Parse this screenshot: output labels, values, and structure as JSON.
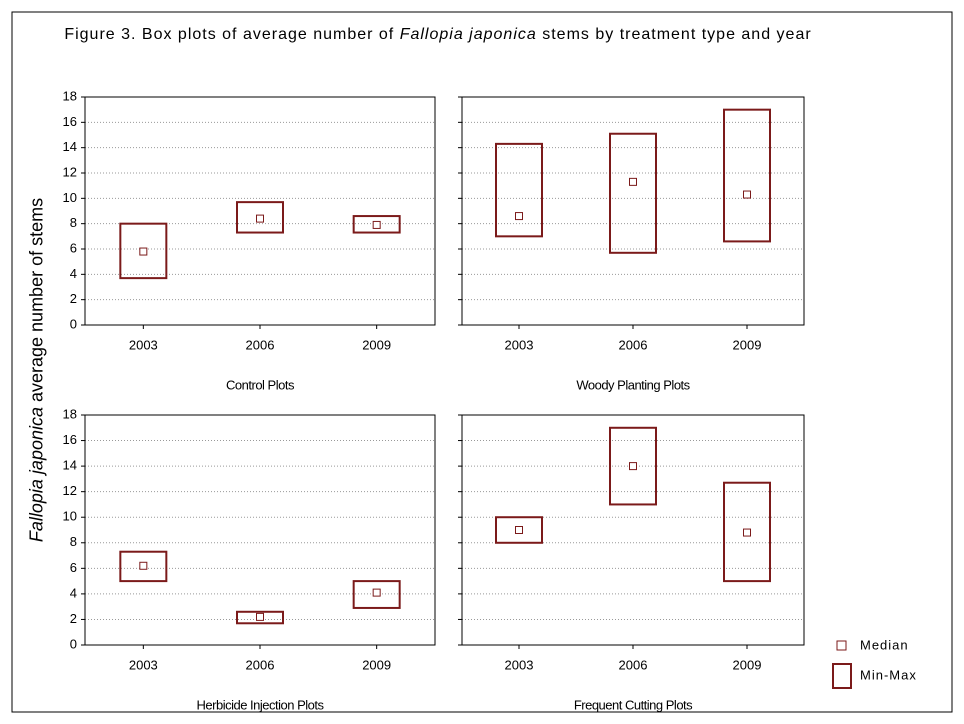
{
  "figure": {
    "title": [
      {
        "text": "Figure 3. Box plots of average number of ",
        "italic": false
      },
      {
        "text": "Fallopia japonica",
        "italic": true
      },
      {
        "text": " stems by treatment type and year",
        "italic": false
      }
    ],
    "ylabel": [
      {
        "text": "Fallopia japonica",
        "italic": true
      },
      {
        "text": " average number of stems",
        "italic": false
      }
    ],
    "legend": {
      "median": "Median",
      "range": "Min-Max"
    }
  },
  "chart_data": [
    {
      "type": "box",
      "xlabel": "Control Plots",
      "categories": [
        "2003",
        "2006",
        "2009"
      ],
      "median": [
        5.8,
        8.4,
        7.9
      ],
      "min": [
        3.7,
        7.3,
        7.3
      ],
      "max": [
        8.0,
        9.7,
        8.6
      ],
      "ylim": [
        0,
        18
      ],
      "yticks": [
        0,
        2,
        4,
        6,
        8,
        10,
        12,
        14,
        16,
        18
      ],
      "show_ytick_labels": true,
      "grid": true,
      "color": "#7b1a1a"
    },
    {
      "type": "box",
      "xlabel": "Woody Planting Plots",
      "categories": [
        "2003",
        "2006",
        "2009"
      ],
      "median": [
        8.6,
        11.3,
        10.3
      ],
      "min": [
        7.0,
        5.7,
        6.6
      ],
      "max": [
        14.3,
        15.1,
        17.0
      ],
      "ylim": [
        0,
        18
      ],
      "yticks": [
        0,
        2,
        4,
        6,
        8,
        10,
        12,
        14,
        16,
        18
      ],
      "show_ytick_labels": false,
      "grid": true,
      "color": "#7b1a1a"
    },
    {
      "type": "box",
      "xlabel": "Herbicide Injection Plots",
      "categories": [
        "2003",
        "2006",
        "2009"
      ],
      "median": [
        6.2,
        2.2,
        4.1
      ],
      "min": [
        5.0,
        1.7,
        2.9
      ],
      "max": [
        7.3,
        2.6,
        5.0
      ],
      "ylim": [
        0,
        18
      ],
      "yticks": [
        0,
        2,
        4,
        6,
        8,
        10,
        12,
        14,
        16,
        18
      ],
      "show_ytick_labels": true,
      "grid": true,
      "color": "#7b1a1a"
    },
    {
      "type": "box",
      "xlabel": "Frequent Cutting Plots",
      "categories": [
        "2003",
        "2006",
        "2009"
      ],
      "median": [
        9.0,
        14.0,
        8.8
      ],
      "min": [
        8.0,
        11.0,
        5.0
      ],
      "max": [
        10.0,
        17.0,
        12.7
      ],
      "ylim": [
        0,
        18
      ],
      "yticks": [
        0,
        2,
        4,
        6,
        8,
        10,
        12,
        14,
        16,
        18
      ],
      "show_ytick_labels": false,
      "grid": true,
      "color": "#7b1a1a"
    }
  ]
}
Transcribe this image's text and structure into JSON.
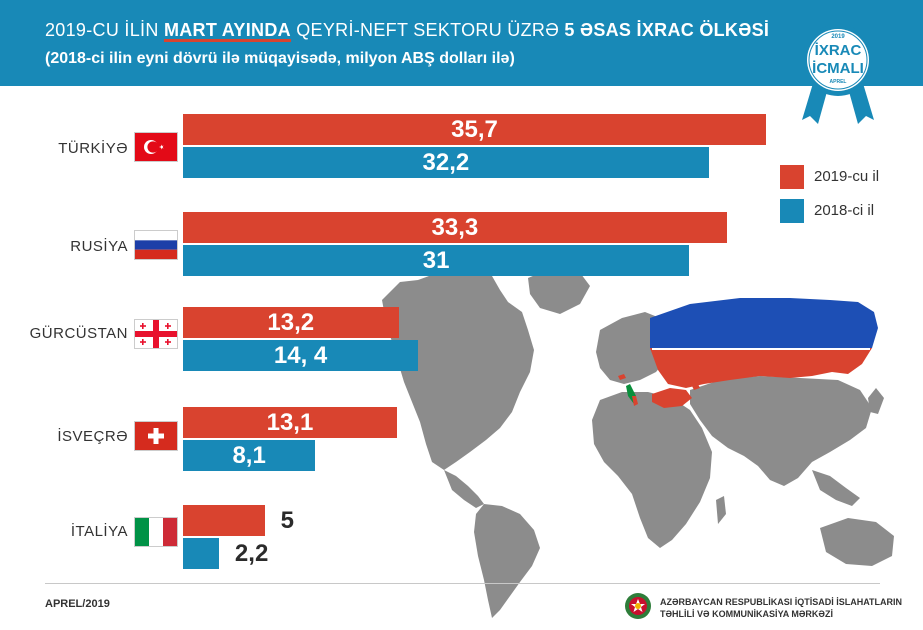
{
  "header": {
    "title_part1": "2019-CU İLİN ",
    "title_highlight": "MART AYINDA",
    "title_part2": "  QEYRİ-NEFT SEKTORU ÜZRƏ ",
    "title_bold": "5 ƏSAS İXRAC ÖLKƏSİ",
    "subtitle": "(2018-ci ilin eyni dövrü ilə müqayisədə, milyon ABŞ dolları ilə)"
  },
  "badge": {
    "year": "2019",
    "line1": "İXRAC",
    "line2": "İCMALI",
    "month": "APREL"
  },
  "chart_data": {
    "type": "bar",
    "orientation": "horizontal",
    "categories": [
      "TÜRKİYƏ",
      "RUSİYA",
      "GÜRCÜSTAN",
      "İSVEÇRƏ",
      "İTALİYA"
    ],
    "series": [
      {
        "name": "2019-cu il",
        "color": "#d9432f",
        "values": [
          35.7,
          33.3,
          13.2,
          13.1,
          5
        ],
        "labels": [
          "35,7",
          "33,3",
          "13,2",
          "13,1",
          "5"
        ]
      },
      {
        "name": "2018-ci il",
        "color": "#1889b7",
        "values": [
          32.2,
          31,
          14.4,
          8.1,
          2.2
        ],
        "labels": [
          "32,2",
          "31",
          "14, 4",
          "8,1",
          "2,2"
        ]
      }
    ],
    "legend_position": "right"
  },
  "footer": {
    "date": "APREL/2019",
    "org_line1": "AZƏRBAYCAN RESPUBLİKASI İQTİSADİ İSLAHATLARIN",
    "org_line2": "TƏHLİLİ VƏ KOMMUNİKASİYA MƏRKƏZİ"
  }
}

━━━━

# Exercise details:
From the material above, copy everything exactly but the pictures.

# Output of the task:
Parse this screenshot: output labels, values, and structure as JSON.
{
  "figure": {
    "title": [
      {
        "text": "Figure 3. Box plots of average number of ",
        "italic": false
      },
      {
        "text": "Fallopia japonica",
        "italic": true
      },
      {
        "text": " stems by treatment type and year",
        "italic": false
      }
    ],
    "ylabel": [
      {
        "text": "Fallopia japonica",
        "italic": true
      },
      {
        "text": " average number of stems",
        "italic": false
      }
    ],
    "legend": {
      "median": "Median",
      "range": "Min-Max"
    }
  },
  "chart_data": [
    {
      "type": "box",
      "xlabel": "Control Plots",
      "categories": [
        "2003",
        "2006",
        "2009"
      ],
      "median": [
        5.8,
        8.4,
        7.9
      ],
      "min": [
        3.7,
        7.3,
        7.3
      ],
      "max": [
        8.0,
        9.7,
        8.6
      ],
      "ylim": [
        0,
        18
      ],
      "yticks": [
        0,
        2,
        4,
        6,
        8,
        10,
        12,
        14,
        16,
        18
      ],
      "show_ytick_labels": true,
      "grid": true,
      "color": "#7b1a1a"
    },
    {
      "type": "box",
      "xlabel": "Woody Planting Plots",
      "categories": [
        "2003",
        "2006",
        "2009"
      ],
      "median": [
        8.6,
        11.3,
        10.3
      ],
      "min": [
        7.0,
        5.7,
        6.6
      ],
      "max": [
        14.3,
        15.1,
        17.0
      ],
      "ylim": [
        0,
        18
      ],
      "yticks": [
        0,
        2,
        4,
        6,
        8,
        10,
        12,
        14,
        16,
        18
      ],
      "show_ytick_labels": false,
      "grid": true,
      "color": "#7b1a1a"
    },
    {
      "type": "box",
      "xlabel": "Herbicide Injection Plots",
      "categories": [
        "2003",
        "2006",
        "2009"
      ],
      "median": [
        6.2,
        2.2,
        4.1
      ],
      "min": [
        5.0,
        1.7,
        2.9
      ],
      "max": [
        7.3,
        2.6,
        5.0
      ],
      "ylim": [
        0,
        18
      ],
      "yticks": [
        0,
        2,
        4,
        6,
        8,
        10,
        12,
        14,
        16,
        18
      ],
      "show_ytick_labels": true,
      "grid": true,
      "color": "#7b1a1a"
    },
    {
      "type": "box",
      "xlabel": "Frequent Cutting Plots",
      "categories": [
        "2003",
        "2006",
        "2009"
      ],
      "median": [
        9.0,
        14.0,
        8.8
      ],
      "min": [
        8.0,
        11.0,
        5.0
      ],
      "max": [
        10.0,
        17.0,
        12.7
      ],
      "ylim": [
        0,
        18
      ],
      "yticks": [
        0,
        2,
        4,
        6,
        8,
        10,
        12,
        14,
        16,
        18
      ],
      "show_ytick_labels": false,
      "grid": true,
      "color": "#7b1a1a"
    }
  ]
}
Transcribe this image's text and structure into JSON.
{
  "header": {
    "title_part1": "2019-CU İLİN ",
    "title_highlight": "MART AYINDA",
    "title_part2": "  QEYRİ-NEFT SEKTORU ÜZRƏ ",
    "title_bold": "5 ƏSAS İXRAC ÖLKƏSİ",
    "subtitle": "(2018-ci ilin eyni dövrü ilə müqayisədə, milyon ABŞ dolları ilə)"
  },
  "badge": {
    "year": "2019",
    "line1": "İXRAC",
    "line2": "İCMALI",
    "month": "APREL"
  },
  "chart_data": {
    "type": "bar",
    "orientation": "horizontal",
    "categories": [
      "TÜRKİYƏ",
      "RUSİYA",
      "GÜRCÜSTAN",
      "İSVEÇRƏ",
      "İTALİYA"
    ],
    "series": [
      {
        "name": "2019-cu il",
        "color": "#d9432f",
        "values": [
          35.7,
          33.3,
          13.2,
          13.1,
          5
        ],
        "labels": [
          "35,7",
          "33,3",
          "13,2",
          "13,1",
          "5"
        ]
      },
      {
        "name": "2018-ci il",
        "color": "#1889b7",
        "values": [
          32.2,
          31,
          14.4,
          8.1,
          2.2
        ],
        "labels": [
          "32,2",
          "31",
          "14, 4",
          "8,1",
          "2,2"
        ]
      }
    ],
    "legend_position": "right"
  },
  "footer": {
    "date": "APREL/2019",
    "org_line1": "AZƏRBAYCAN RESPUBLİKASI İQTİSADİ İSLAHATLARIN",
    "org_line2": "TƏHLİLİ VƏ KOMMUNİKASİYA MƏRKƏZİ"
  }
}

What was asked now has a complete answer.